* Dataset listings of figures *
━━━

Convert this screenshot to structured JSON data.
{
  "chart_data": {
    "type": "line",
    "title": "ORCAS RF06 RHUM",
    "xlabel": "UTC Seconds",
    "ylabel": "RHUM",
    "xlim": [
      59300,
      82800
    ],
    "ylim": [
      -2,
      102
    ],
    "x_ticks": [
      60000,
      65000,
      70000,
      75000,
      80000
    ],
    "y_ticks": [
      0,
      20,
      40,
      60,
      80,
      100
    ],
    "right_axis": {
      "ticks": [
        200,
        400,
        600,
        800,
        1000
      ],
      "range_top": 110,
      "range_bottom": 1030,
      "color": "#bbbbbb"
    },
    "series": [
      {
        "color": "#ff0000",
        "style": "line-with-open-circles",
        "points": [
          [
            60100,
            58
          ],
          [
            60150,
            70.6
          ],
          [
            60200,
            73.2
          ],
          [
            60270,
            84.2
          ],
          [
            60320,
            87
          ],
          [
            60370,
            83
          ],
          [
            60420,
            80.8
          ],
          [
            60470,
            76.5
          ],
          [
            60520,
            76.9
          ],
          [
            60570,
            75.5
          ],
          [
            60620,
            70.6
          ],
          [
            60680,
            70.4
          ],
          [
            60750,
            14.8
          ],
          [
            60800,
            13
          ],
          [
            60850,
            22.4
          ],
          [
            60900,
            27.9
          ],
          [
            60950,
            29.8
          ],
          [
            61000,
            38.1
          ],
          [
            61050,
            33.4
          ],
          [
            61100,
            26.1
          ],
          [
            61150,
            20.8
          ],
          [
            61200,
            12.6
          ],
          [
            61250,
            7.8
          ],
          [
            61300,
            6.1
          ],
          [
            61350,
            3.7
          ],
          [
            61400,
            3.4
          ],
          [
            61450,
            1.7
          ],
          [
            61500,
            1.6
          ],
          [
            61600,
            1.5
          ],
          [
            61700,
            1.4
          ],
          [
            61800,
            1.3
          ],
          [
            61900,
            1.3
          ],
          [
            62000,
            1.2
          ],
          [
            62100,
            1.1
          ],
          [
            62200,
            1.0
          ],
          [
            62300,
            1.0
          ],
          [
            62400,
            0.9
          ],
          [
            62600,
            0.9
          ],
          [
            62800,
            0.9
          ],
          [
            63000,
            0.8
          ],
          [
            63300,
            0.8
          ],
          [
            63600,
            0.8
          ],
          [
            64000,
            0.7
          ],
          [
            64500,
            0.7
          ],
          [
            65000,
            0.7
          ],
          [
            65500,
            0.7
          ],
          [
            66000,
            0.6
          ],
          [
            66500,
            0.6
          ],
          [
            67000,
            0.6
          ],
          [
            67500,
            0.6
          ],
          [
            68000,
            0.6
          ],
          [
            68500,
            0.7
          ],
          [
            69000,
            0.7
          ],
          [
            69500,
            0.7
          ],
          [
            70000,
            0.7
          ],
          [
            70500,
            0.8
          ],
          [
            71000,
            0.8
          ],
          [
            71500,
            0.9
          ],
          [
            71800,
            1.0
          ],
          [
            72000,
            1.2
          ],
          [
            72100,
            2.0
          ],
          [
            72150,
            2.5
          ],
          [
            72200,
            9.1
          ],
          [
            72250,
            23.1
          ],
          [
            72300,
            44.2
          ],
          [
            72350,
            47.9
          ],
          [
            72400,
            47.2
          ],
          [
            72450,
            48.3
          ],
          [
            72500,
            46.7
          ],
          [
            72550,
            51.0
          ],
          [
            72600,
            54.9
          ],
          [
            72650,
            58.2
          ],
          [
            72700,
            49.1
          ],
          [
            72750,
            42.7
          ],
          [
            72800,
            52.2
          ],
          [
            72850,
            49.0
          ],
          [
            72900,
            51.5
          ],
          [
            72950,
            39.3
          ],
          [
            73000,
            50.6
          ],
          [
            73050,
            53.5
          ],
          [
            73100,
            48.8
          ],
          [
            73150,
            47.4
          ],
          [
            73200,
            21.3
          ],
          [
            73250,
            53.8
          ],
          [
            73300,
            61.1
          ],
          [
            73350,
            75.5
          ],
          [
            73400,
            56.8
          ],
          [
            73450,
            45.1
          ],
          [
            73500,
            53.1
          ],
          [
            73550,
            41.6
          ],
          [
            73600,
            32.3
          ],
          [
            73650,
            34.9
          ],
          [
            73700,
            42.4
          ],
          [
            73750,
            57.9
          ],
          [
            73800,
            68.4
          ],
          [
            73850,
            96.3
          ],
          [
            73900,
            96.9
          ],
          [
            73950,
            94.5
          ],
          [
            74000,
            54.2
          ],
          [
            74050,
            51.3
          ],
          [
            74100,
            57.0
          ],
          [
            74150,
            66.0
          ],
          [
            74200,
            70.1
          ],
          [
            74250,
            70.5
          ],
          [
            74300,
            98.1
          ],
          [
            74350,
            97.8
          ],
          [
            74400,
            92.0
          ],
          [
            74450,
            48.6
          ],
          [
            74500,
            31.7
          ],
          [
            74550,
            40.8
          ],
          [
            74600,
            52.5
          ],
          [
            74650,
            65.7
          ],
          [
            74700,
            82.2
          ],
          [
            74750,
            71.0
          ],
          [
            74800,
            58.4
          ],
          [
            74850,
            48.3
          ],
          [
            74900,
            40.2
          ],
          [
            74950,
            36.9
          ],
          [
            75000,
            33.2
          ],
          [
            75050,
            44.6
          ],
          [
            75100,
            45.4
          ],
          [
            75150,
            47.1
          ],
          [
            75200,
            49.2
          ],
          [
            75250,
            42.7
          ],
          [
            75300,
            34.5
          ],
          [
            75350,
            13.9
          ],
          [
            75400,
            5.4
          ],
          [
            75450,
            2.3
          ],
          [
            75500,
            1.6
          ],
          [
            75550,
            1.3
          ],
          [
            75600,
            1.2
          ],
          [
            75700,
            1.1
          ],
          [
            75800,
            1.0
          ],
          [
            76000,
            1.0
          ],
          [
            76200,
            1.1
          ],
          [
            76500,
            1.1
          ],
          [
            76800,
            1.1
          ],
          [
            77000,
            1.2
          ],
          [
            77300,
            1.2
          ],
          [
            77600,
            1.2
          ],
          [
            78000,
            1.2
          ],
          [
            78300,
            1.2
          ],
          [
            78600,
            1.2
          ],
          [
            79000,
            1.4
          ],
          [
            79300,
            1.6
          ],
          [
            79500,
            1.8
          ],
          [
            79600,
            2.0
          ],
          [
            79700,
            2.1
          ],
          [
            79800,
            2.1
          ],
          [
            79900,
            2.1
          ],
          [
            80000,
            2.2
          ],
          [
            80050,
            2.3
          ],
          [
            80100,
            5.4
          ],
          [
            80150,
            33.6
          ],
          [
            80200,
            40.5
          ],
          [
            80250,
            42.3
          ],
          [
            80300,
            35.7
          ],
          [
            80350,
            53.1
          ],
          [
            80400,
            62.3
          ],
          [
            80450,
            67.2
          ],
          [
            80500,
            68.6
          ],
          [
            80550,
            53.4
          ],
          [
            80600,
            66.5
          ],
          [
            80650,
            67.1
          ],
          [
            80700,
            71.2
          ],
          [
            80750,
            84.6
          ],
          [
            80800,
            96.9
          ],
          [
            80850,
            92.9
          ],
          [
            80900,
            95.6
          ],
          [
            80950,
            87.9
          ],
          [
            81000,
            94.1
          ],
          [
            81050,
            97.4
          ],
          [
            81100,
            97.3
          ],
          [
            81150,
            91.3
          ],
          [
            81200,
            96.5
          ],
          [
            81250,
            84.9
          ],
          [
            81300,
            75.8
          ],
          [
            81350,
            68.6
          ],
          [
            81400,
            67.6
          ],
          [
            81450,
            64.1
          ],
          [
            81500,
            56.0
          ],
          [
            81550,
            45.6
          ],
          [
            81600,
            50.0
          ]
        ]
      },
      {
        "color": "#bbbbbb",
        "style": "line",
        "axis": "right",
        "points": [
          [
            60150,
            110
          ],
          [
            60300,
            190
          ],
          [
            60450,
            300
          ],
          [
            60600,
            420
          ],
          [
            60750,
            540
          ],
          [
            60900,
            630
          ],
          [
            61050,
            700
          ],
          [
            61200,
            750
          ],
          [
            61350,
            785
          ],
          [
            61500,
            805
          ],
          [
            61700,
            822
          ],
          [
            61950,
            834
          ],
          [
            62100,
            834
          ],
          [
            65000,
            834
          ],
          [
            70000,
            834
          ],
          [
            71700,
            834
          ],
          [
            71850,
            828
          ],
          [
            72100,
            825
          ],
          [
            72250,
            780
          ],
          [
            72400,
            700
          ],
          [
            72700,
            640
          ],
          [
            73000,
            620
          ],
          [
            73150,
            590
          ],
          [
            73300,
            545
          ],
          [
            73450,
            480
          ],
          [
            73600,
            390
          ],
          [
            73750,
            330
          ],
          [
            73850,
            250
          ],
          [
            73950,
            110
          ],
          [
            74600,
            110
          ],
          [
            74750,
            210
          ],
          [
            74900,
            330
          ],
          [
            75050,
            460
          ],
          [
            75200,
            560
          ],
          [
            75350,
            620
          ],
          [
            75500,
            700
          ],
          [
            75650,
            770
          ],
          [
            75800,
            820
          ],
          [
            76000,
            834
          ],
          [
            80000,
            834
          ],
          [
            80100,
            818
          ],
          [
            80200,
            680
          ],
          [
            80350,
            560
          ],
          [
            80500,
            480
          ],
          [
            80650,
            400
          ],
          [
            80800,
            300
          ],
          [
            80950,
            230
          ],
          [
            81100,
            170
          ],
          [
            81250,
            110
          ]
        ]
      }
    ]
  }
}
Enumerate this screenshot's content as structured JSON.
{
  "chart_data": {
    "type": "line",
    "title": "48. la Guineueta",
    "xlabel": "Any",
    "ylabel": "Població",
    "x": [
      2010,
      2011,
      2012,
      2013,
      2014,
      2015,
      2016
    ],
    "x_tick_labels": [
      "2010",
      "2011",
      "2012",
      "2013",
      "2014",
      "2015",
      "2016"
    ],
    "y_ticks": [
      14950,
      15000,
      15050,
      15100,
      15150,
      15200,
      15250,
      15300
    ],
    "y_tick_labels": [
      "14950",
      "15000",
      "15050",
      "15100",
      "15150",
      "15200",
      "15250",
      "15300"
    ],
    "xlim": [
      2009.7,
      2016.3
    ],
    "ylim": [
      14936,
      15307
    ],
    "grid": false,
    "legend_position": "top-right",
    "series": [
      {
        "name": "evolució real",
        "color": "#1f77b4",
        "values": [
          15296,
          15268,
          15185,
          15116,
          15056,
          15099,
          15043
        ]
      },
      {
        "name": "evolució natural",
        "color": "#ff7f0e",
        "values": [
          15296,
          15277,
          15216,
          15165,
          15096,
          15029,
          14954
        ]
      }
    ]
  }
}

━━━

* Job *
Take every line from the data that contains the word "color".

* Answer in full *
      "color": "#bbbbbb"
        "color": "#ff0000",
        "color": "#bbbbbb",
        "color": "#1f77b4",
        "color": "#ff7f0e",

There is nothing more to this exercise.